- [WRITTEN EXERCISE] Among the entries below, count the lines that contain the word "Agencia". Write down only the total.

- [LISTED ENTRIES]
— BEGIN —

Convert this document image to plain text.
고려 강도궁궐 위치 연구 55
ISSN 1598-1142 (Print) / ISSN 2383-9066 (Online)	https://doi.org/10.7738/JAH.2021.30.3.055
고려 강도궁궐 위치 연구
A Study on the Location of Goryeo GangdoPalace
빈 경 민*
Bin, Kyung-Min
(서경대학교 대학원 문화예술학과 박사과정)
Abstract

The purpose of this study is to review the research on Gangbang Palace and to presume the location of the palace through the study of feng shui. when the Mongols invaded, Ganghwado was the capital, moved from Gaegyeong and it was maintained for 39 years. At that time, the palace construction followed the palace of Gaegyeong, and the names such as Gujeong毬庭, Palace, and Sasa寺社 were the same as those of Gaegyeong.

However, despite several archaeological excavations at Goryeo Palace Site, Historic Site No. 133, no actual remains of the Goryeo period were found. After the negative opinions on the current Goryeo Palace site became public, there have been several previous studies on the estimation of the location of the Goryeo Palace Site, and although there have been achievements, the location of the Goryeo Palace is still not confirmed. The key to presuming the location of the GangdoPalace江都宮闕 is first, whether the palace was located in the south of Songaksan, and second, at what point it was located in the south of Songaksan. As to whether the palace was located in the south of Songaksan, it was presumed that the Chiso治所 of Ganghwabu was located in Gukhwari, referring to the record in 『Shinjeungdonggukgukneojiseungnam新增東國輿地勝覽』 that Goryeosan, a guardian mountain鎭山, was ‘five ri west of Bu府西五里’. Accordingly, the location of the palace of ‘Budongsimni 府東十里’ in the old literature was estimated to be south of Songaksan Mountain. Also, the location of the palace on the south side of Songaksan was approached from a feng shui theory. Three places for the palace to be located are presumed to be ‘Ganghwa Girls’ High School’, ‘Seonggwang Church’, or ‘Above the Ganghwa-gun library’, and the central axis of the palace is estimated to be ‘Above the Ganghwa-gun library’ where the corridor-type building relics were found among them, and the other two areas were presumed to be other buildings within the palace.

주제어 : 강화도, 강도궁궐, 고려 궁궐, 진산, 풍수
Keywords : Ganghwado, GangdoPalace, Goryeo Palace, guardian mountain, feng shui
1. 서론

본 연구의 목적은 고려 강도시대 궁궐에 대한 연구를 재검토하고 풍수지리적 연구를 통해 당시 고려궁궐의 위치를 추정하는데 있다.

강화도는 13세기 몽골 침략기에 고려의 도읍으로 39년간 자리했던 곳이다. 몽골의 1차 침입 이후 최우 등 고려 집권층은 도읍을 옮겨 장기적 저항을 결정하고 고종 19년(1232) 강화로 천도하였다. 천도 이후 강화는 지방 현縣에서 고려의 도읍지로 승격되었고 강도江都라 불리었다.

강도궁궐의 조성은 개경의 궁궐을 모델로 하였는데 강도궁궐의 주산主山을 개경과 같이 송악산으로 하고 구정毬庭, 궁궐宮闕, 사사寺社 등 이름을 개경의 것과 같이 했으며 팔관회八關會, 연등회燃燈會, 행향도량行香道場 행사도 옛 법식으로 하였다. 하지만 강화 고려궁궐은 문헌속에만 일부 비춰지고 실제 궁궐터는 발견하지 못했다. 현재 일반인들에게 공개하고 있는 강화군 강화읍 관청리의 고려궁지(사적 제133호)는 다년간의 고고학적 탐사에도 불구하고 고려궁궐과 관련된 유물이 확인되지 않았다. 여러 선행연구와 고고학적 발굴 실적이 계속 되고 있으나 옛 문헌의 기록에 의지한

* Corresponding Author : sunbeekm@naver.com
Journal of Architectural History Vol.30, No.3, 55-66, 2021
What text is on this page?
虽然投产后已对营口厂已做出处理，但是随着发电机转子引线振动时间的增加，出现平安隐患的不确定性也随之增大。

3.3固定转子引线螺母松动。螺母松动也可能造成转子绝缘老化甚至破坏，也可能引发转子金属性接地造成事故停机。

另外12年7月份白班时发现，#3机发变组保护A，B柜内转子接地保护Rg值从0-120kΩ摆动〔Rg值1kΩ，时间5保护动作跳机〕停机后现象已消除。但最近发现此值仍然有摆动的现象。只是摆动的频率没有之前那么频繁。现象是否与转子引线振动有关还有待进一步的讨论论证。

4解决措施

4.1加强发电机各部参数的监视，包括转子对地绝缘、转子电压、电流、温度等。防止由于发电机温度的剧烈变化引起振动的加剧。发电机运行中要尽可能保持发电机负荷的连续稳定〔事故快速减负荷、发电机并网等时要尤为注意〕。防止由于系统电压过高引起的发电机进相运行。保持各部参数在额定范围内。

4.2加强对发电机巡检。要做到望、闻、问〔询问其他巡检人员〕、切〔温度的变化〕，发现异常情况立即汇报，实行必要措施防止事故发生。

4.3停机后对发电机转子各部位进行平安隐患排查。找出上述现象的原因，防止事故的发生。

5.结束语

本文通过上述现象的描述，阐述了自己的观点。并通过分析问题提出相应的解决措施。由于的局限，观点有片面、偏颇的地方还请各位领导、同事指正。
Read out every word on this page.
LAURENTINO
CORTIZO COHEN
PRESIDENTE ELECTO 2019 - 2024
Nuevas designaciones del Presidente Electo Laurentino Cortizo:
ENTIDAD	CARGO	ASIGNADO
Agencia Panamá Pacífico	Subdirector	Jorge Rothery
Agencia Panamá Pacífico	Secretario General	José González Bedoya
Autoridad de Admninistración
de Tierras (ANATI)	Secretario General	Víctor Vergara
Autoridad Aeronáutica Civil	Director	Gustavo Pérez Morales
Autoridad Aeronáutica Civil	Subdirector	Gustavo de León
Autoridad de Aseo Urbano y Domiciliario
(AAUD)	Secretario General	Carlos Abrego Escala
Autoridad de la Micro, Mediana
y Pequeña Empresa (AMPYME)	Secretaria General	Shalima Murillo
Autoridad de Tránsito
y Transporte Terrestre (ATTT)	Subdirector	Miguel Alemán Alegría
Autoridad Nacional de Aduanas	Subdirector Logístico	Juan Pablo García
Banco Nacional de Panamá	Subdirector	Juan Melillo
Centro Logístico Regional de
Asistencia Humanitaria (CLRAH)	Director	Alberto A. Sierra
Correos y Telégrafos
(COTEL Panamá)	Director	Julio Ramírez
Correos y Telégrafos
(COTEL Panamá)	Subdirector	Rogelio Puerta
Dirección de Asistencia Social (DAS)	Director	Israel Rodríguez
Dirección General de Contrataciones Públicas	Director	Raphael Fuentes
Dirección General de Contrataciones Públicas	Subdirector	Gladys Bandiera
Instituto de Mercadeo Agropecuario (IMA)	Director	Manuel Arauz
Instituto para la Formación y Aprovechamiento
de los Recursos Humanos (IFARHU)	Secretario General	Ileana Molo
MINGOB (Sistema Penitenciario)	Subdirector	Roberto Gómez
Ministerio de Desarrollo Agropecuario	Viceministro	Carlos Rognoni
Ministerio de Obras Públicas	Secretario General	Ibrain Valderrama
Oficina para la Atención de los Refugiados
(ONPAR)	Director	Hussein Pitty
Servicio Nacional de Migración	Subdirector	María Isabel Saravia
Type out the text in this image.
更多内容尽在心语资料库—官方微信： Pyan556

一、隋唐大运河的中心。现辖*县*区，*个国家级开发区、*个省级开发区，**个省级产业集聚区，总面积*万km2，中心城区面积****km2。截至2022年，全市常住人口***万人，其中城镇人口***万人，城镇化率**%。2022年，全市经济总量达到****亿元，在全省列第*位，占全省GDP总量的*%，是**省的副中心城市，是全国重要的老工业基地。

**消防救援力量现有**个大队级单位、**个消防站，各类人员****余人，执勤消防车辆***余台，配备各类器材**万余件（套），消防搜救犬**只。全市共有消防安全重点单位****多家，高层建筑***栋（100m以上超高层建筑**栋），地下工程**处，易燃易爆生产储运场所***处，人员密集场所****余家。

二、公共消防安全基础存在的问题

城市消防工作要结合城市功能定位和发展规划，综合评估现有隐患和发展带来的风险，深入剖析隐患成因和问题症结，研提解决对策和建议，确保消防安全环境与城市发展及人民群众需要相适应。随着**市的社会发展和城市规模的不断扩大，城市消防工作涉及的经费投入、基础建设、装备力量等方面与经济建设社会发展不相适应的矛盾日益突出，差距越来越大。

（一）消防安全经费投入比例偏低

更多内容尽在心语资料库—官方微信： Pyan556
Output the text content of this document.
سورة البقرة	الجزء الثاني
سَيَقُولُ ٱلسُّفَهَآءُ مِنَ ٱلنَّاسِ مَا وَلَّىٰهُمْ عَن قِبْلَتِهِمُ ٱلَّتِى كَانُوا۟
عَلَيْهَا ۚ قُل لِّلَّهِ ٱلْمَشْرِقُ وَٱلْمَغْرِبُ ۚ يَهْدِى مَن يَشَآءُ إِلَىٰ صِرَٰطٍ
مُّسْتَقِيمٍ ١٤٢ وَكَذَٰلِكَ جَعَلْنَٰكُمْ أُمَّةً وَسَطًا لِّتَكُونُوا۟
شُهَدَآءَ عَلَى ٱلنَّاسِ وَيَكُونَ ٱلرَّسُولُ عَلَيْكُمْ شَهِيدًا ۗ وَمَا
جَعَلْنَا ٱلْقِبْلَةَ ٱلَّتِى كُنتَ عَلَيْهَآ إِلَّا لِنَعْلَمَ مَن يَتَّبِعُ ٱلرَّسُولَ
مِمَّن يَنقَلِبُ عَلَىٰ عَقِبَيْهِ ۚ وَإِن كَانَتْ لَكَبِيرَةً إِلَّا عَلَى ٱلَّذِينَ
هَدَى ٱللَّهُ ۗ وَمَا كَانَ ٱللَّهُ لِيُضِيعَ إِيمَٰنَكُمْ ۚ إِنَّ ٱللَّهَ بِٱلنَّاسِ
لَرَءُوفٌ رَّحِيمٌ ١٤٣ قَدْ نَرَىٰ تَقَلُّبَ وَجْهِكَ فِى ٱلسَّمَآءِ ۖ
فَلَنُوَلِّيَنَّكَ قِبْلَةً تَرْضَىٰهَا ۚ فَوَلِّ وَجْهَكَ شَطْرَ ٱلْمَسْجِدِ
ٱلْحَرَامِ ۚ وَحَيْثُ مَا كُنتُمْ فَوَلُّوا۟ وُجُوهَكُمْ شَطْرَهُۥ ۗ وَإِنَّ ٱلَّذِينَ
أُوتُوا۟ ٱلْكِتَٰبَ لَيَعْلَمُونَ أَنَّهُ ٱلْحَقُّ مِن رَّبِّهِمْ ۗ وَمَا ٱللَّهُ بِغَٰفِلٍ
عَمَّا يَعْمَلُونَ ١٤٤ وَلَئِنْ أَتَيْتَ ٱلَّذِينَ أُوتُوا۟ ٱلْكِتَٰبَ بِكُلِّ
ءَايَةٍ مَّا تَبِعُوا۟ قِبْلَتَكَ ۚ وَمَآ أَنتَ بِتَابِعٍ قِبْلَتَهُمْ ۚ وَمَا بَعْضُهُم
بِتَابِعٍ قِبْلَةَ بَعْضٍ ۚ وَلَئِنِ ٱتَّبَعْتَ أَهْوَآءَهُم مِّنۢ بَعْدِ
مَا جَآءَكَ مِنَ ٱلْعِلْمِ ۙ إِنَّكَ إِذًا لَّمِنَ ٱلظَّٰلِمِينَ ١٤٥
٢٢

— END —

- [SOLUTION TO THIS EXERCISE] 2